Extracted data entries:
--- Start ---
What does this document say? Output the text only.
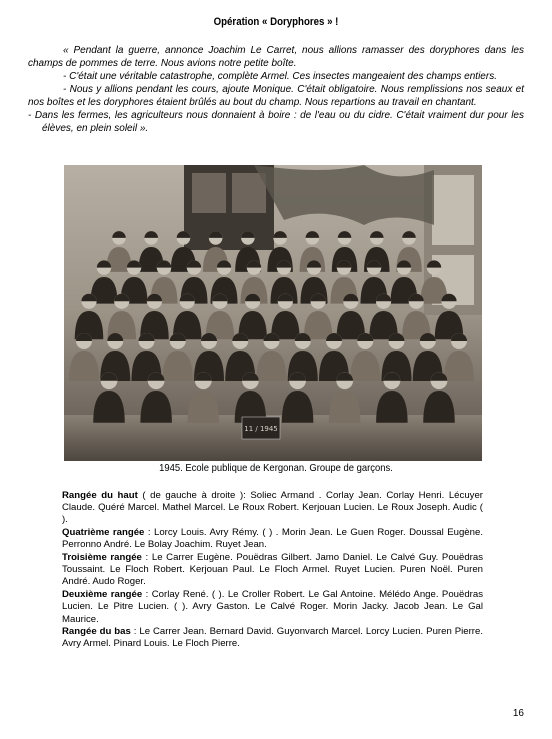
Opération « Doryphores » !

« Pendant la guerre, annonce Joachim Le Carret, nous allions ramasser des doryphores dans les champs de pommes de terre. Nous avions notre petite boîte.

- C'était une véritable catastrophe, complète Armel. Ces insectes mangeaient des champs entiers.

- Nous y allions pendant les cours, ajoute Monique. C'était obligatoire. Nous remplissions nos seaux et nos boîtes et les doryphores étaient brûlés au bout du champ. Nous repartions au travail en chantant.

- Dans les fermes, les agriculteurs nous donnaient à boire : de l'eau ou du cidre. C'était vraiment dur pour les élèves, en plein soleil ».

11 / 1945
1945. Ecole publique de Kergonan. Groupe de garçons.

Rangée du haut ( de gauche à droite ): Soliec Armand . Corlay Jean. Corlay Henri. Lécuyer Claude. Quéré Marcel. Mathel Marcel. Le Roux Robert. Kerjouan Lucien. Le Roux Joseph. Audic ( ).

Quatrième rangée : Lorcy Louis. Avry Rémy. ( ) . Morin Jean. Le Guen Roger. Doussal Eugène. Perronno André. Le Bolay Joachim. Ruyet Jean.

Troisième rangée : Le Carrer Eugène. Pouëdras Gilbert. Jamo Daniel. Le Calvé Guy. Pouëdras Toussaint. Le Floch Robert. Kerjouan Paul. Le Floch Armel. Ruyet Lucien. Puren Noël. Puren André. Audo Roger.

Deuxième rangée : Corlay René. ( ). Le Croller Robert. Le Gal Antoine. Mélédo Ange. Pouëdras Lucien. Le Pitre Lucien. ( ). Avry Gaston. Le Calvé Roger. Morin Jacky. Jacob Jean. Le Gal Maurice.

Rangée du bas : Le Carrer Jean. Bernard David. Guyonvarch Marcel. Lorcy Lucien. Puren Pierre. Avry Armel. Pinard Louis. Le Floch Pierre.

16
--- End ---
Task goal ::
Output the records above exactly; leave out the pictures.

Task solution ::
What does this document say? Output the text only.
Opération « Doryphores » !

« Pendant la guerre, annonce Joachim Le Carret, nous allions ramasser des doryphores dans les champs de pommes de terre. Nous avions notre petite boîte.

- C'était une véritable catastrophe, complète Armel. Ces insectes mangeaient des champs entiers.

- Nous y allions pendant les cours, ajoute Monique. C'était obligatoire. Nous remplissions nos seaux et nos boîtes et les doryphores étaient brûlés au bout du champ. Nous repartions au travail en chantant.

- Dans les fermes, les agriculteurs nous donnaient à boire : de l'eau ou du cidre. C'était vraiment dur pour les élèves, en plein soleil ».

11 / 1945
1945. Ecole publique de Kergonan. Groupe de garçons.

Rangée du haut ( de gauche à droite ): Soliec Armand . Corlay Jean. Corlay Henri. Lécuyer Claude. Quéré Marcel. Mathel Marcel. Le Roux Robert. Kerjouan Lucien. Le Roux Joseph. Audic ( ).

Quatrième rangée : Lorcy Louis. Avry Rémy. ( ) . Morin Jean. Le Guen Roger. Doussal Eugène. Perronno André. Le Bolay Joachim. Ruyet Jean.

Troisième rangée : Le Carrer Eugène. Pouëdras Gilbert. Jamo Daniel. Le Calvé Guy. Pouëdras Toussaint. Le Floch Robert. Kerjouan Paul. Le Floch Armel. Ruyet Lucien. Puren Noël. Puren André. Audo Roger.

Deuxième rangée : Corlay René. ( ). Le Croller Robert. Le Gal Antoine. Mélédo Ange. Pouëdras Lucien. Le Pitre Lucien. ( ). Avry Gaston. Le Calvé Roger. Morin Jacky. Jacob Jean. Le Gal Maurice.

Rangée du bas : Le Carrer Jean. Bernard David. Guyonvarch Marcel. Lorcy Lucien. Puren Pierre. Avry Armel. Pinard Louis. Le Floch Pierre.

16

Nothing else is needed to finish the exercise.